• [What you should do] Print the listing as it stands, omitting all images.

Rows from a dataset:
------------------------------
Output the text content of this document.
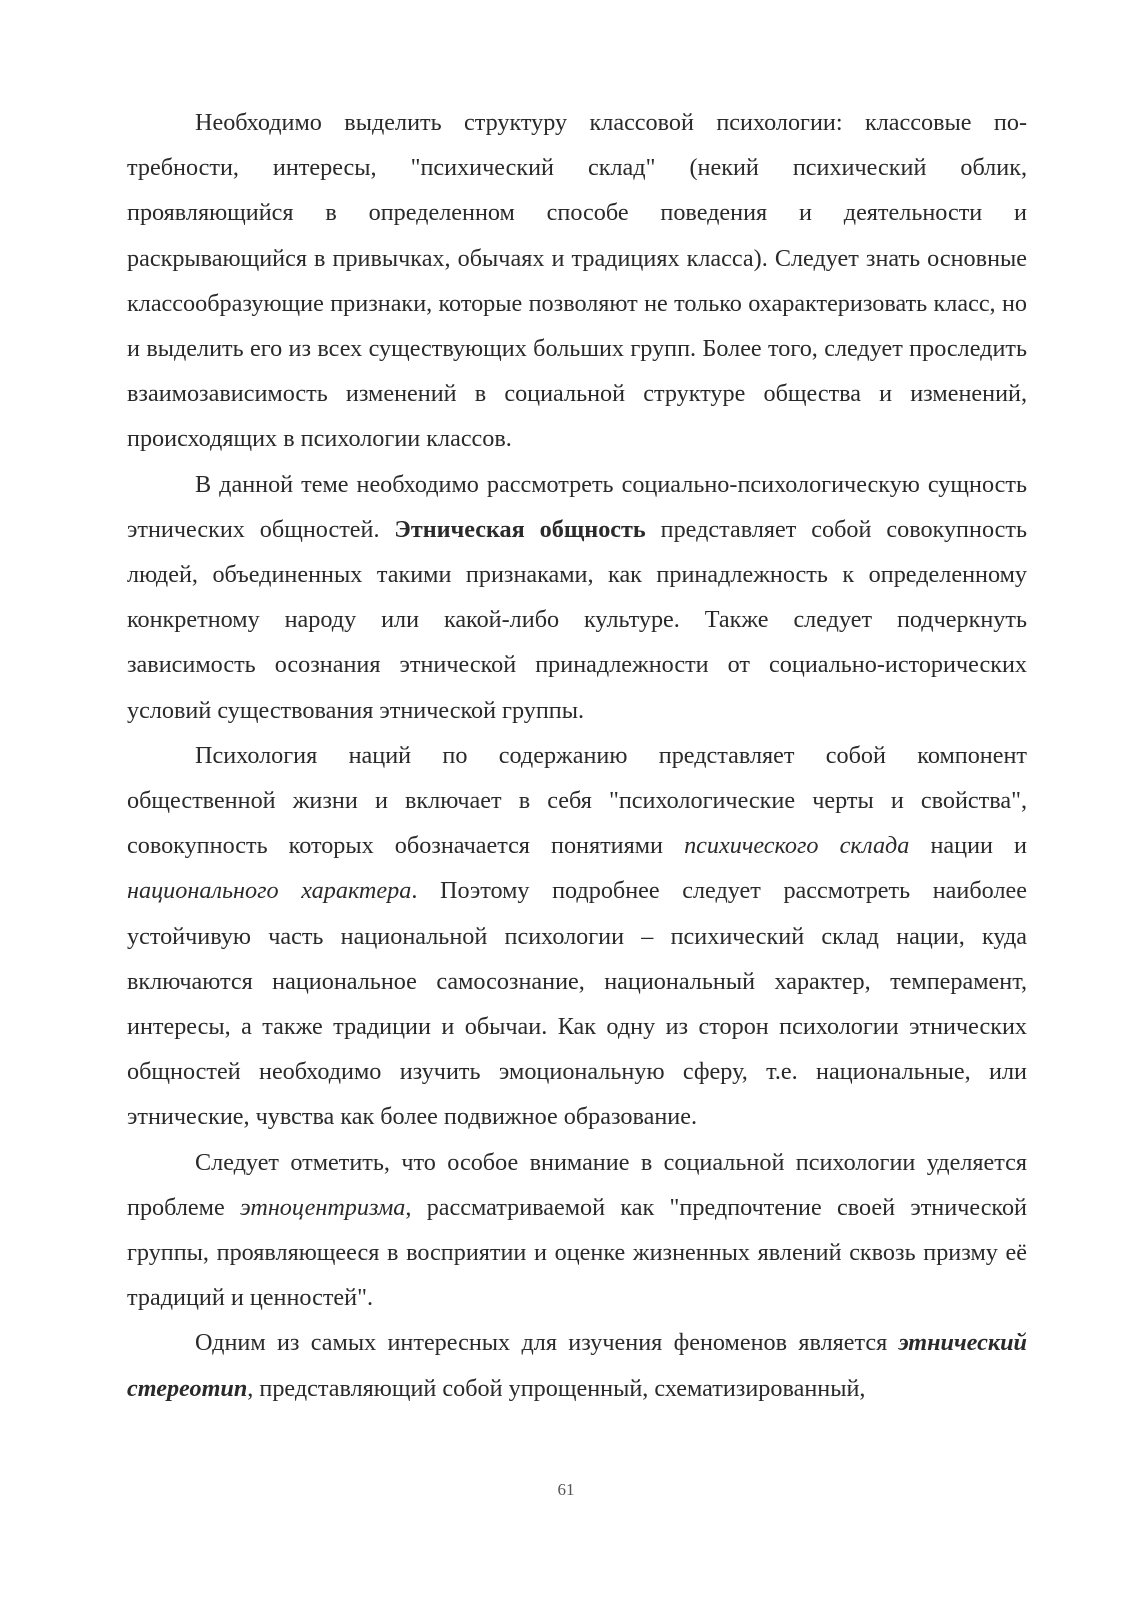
Необходимо выделить структуру классовой психологии: классовые потребности, интересы, "психический склад" (некий психический облик, проявляющийся в определенном способе поведения и деятельности и раскрывающийся в привычках, обычаях и традициях класса). Следует знать основные классообразующие признаки, которые позволяют не только охарактеризовать класс, но и выделить его из всех существующих больших групп. Более того, следует проследить взаимозависимость изменений в социальной структуре общества и изменений, происходящих в психологии классов.

В данной теме необходимо рассмотреть социально-психологическую сущность этнических общностей. Этническая общность представляет собой совокупность людей, объединенных такими признаками, как принадлежность к определенному конкретному народу или какой-либо культуре. Также следует подчеркнуть зависимость осознания этнической принадлежности от социально-исторических условий существования этнической группы.

Психология наций по содержанию представляет собой компонент общественной жизни и включает в себя "психологические черты и свойства", совокупность которых обозначается понятиями психического склада нации и национального характера. Поэтому подробнее следует рассмотреть наиболее устойчивую часть национальной психологии – психический склад нации, куда включаются национальное самосознание, национальный характер, темперамент, интересы, а также традиции и обычаи. Как одну из сторон психологии этнических общностей необходимо изучить эмоциональную сферу, т.е. национальные, или этнические, чувства как более подвижное образование.

Следует отметить, что особое внимание в социальной психологии уделяется проблеме этноцентризма, рассматриваемой как "предпочтение своей этнической группы, проявляющееся в восприятии и оценке жизненных явлений сквозь призму её традиций и ценностей".

Одним из самых интересных для изучения феноменов является этнический стереотип, представляющий собой упрощенный, схематизированный,

61
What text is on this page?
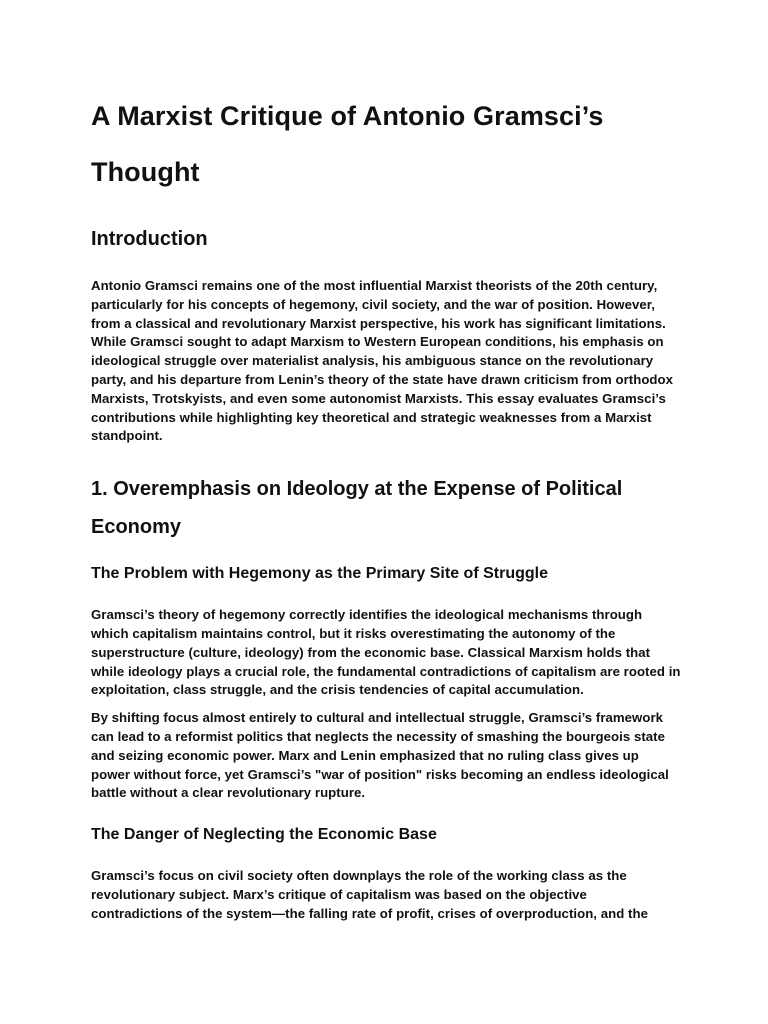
A Marxist Critique of Antonio Gramsci’s Thought
Introduction

Antonio Gramsci remains one of the most influential Marxist theorists of the 20th century, particularly for his concepts of hegemony, civil society, and the war of position. However, from a classical and revolutionary Marxist perspective, his work has significant limitations. While Gramsci sought to adapt Marxism to Western European conditions, his emphasis on ideological struggle over materialist analysis, his ambiguous stance on the revolutionary party, and his departure from Lenin’s theory of the state have drawn criticism from orthodox Marxists, Trotskyists, and even some autonomist Marxists. This essay evaluates Gramsci’s contributions while highlighting key theoretical and strategic weaknesses from a Marxist standpoint.

1. Overemphasis on Ideology at the Expense of Political Economy
The Problem with Hegemony as the Primary Site of Struggle

Gramsci’s theory of hegemony correctly identifies the ideological mechanisms through which capitalism maintains control, but it risks overestimating the autonomy of the superstructure (culture, ideology) from the economic base. Classical Marxism holds that while ideology plays a crucial role, the fundamental contradictions of capitalism are rooted in exploitation, class struggle, and the crisis tendencies of capital accumulation.

By shifting focus almost entirely to cultural and intellectual struggle, Gramsci’s framework can lead to a reformist politics that neglects the necessity of smashing the bourgeois state and seizing economic power. Marx and Lenin emphasized that no ruling class gives up power without force, yet Gramsci’s "war of position" risks becoming an endless ideological battle without a clear revolutionary rupture.

The Danger of Neglecting the Economic Base

Gramsci’s focus on civil society often downplays the role of the working class as the revolutionary subject. Marx’s critique of capitalism was based on the objective contradictions of the system—the falling rate of profit, crises of overproduction, and the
------------------------------
• [Output of the task]
Output the text content of this document.
Необходимо выделить структуру классовой психологии: классовые потребности, интересы, "психический склад" (некий психический облик, проявляющийся в определенном способе поведения и деятельности и раскрывающийся в привычках, обычаях и традициях класса). Следует знать основные классообразующие признаки, которые позволяют не только охарактеризовать класс, но и выделить его из всех существующих больших групп. Более того, следует проследить взаимозависимость изменений в социальной структуре общества и изменений, происходящих в психологии классов.

В данной теме необходимо рассмотреть социально-психологическую сущность этнических общностей. Этническая общность представляет собой совокупность людей, объединенных такими признаками, как принадлежность к определенному конкретному народу или какой-либо культуре. Также следует подчеркнуть зависимость осознания этнической принадлежности от социально-исторических условий существования этнической группы.

Психология наций по содержанию представляет собой компонент общественной жизни и включает в себя "психологические черты и свойства", совокупность которых обозначается понятиями психического склада нации и национального характера. Поэтому подробнее следует рассмотреть наиболее устойчивую часть национальной психологии – психический склад нации, куда включаются национальное самосознание, национальный характер, темперамент, интересы, а также традиции и обычаи. Как одну из сторон психологии этнических общностей необходимо изучить эмоциональную сферу, т.е. национальные, или этнические, чувства как более подвижное образование.

Следует отметить, что особое внимание в социальной психологии уделяется проблеме этноцентризма, рассматриваемой как "предпочтение своей этнической группы, проявляющееся в восприятии и оценке жизненных явлений сквозь призму её традиций и ценностей".

Одним из самых интересных для изучения феноменов является этнический стереотип, представляющий собой упрощенный, схематизированный,

61
What text is on this page?
A Marxist Critique of Antonio Gramsci’s Thought
Introduction

Antonio Gramsci remains one of the most influential Marxist theorists of the 20th century, particularly for his concepts of hegemony, civil society, and the war of position. However, from a classical and revolutionary Marxist perspective, his work has significant limitations. While Gramsci sought to adapt Marxism to Western European conditions, his emphasis on ideological struggle over materialist analysis, his ambiguous stance on the revolutionary party, and his departure from Lenin’s theory of the state have drawn criticism from orthodox Marxists, Trotskyists, and even some autonomist Marxists. This essay evaluates Gramsci’s contributions while highlighting key theoretical and strategic weaknesses from a Marxist standpoint.

1. Overemphasis on Ideology at the Expense of Political Economy
The Problem with Hegemony as the Primary Site of Struggle

Gramsci’s theory of hegemony correctly identifies the ideological mechanisms through which capitalism maintains control, but it risks overestimating the autonomy of the superstructure (culture, ideology) from the economic base. Classical Marxism holds that while ideology plays a crucial role, the fundamental contradictions of capitalism are rooted in exploitation, class struggle, and the crisis tendencies of capital accumulation.

By shifting focus almost entirely to cultural and intellectual struggle, Gramsci’s framework can lead to a reformist politics that neglects the necessity of smashing the bourgeois state and seizing economic power. Marx and Lenin emphasized that no ruling class gives up power without force, yet Gramsci’s "war of position" risks becoming an endless ideological battle without a clear revolutionary rupture.

The Danger of Neglecting the Economic Base

Gramsci’s focus on civil society often downplays the role of the working class as the revolutionary subject. Marx’s critique of capitalism was based on the objective contradictions of the system—the falling rate of profit, crises of overproduction, and the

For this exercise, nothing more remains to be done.